Only lines with the word "this" are needed; collect each of them from the listing below.
○ ○ ○ ○
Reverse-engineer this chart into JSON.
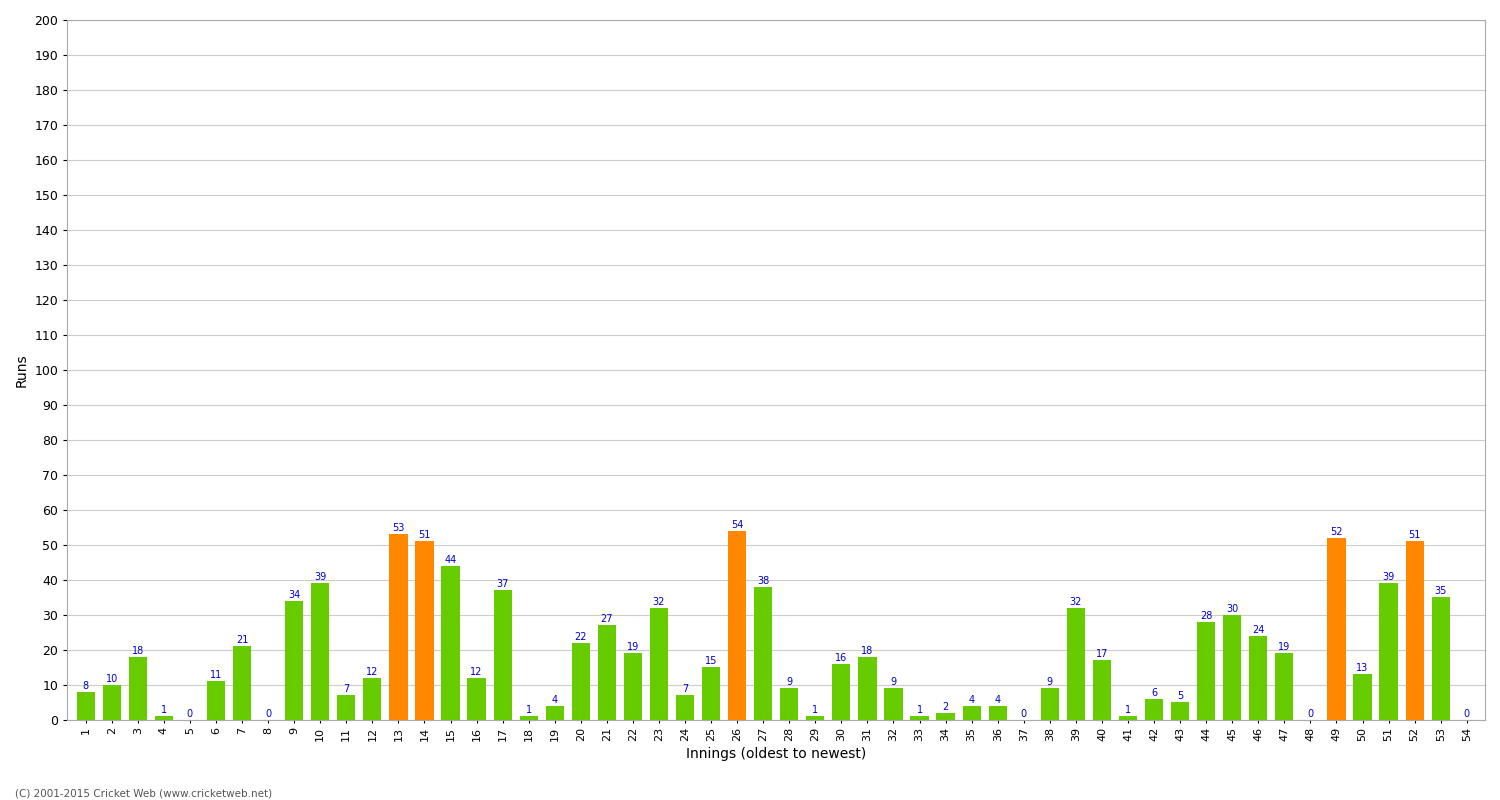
{
  "title": "",
  "xlabel": "Innings (oldest to newest)",
  "ylabel": "Runs",
  "values": [
    8,
    10,
    18,
    1,
    0,
    11,
    21,
    0,
    34,
    39,
    7,
    12,
    53,
    51,
    44,
    12,
    37,
    1,
    4,
    22,
    27,
    19,
    32,
    7,
    15,
    54,
    38,
    9,
    1,
    16,
    18,
    9,
    1,
    2,
    4,
    4,
    0,
    9,
    32,
    17,
    1,
    6,
    5,
    28,
    30,
    24,
    19,
    0,
    52,
    13,
    39,
    51,
    35,
    0
  ],
  "is_orange": [
    false,
    false,
    false,
    false,
    false,
    false,
    false,
    false,
    false,
    false,
    false,
    false,
    true,
    true,
    false,
    false,
    false,
    false,
    false,
    false,
    false,
    false,
    false,
    false,
    false,
    true,
    false,
    false,
    false,
    false,
    false,
    false,
    false,
    false,
    false,
    false,
    false,
    false,
    false,
    false,
    false,
    false,
    false,
    false,
    false,
    false,
    false,
    false,
    true,
    false,
    false,
    true,
    false,
    false
  ],
  "bar_color_green": "#66cc00",
  "bar_color_orange": "#ff8800",
  "ylim": [
    0,
    200
  ],
  "yticks": [
    0,
    10,
    20,
    30,
    40,
    50,
    60,
    70,
    80,
    90,
    100,
    110,
    120,
    130,
    140,
    150,
    160,
    170,
    180,
    190,
    200
  ],
  "bg_color": "#ffffff",
  "plot_bg_color": "#ffffff",
  "grid_color": "#cccccc",
  "label_color": "#0000cc",
  "label_fontsize": 7,
  "axis_fontsize": 8,
  "title_fontsize": 12,
  "footer": "(C) 2001-2015 Cricket Web (www.cricketweb.net)"
}
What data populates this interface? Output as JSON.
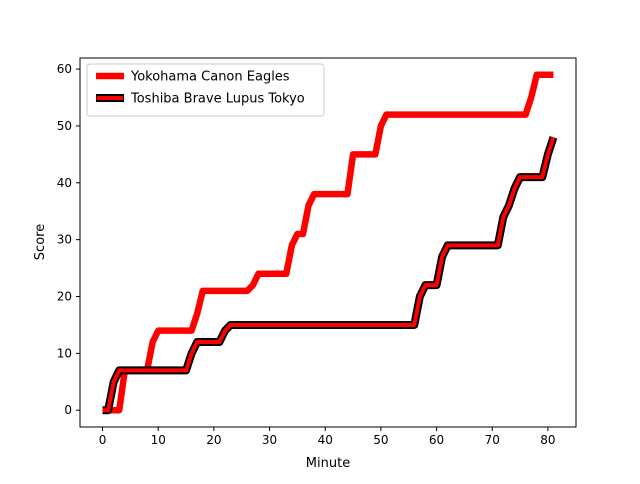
○ ○ ○ ○
**Task result:**
Reverse-engineer this chart into JSON.
What data populates this interface? Output as JSON.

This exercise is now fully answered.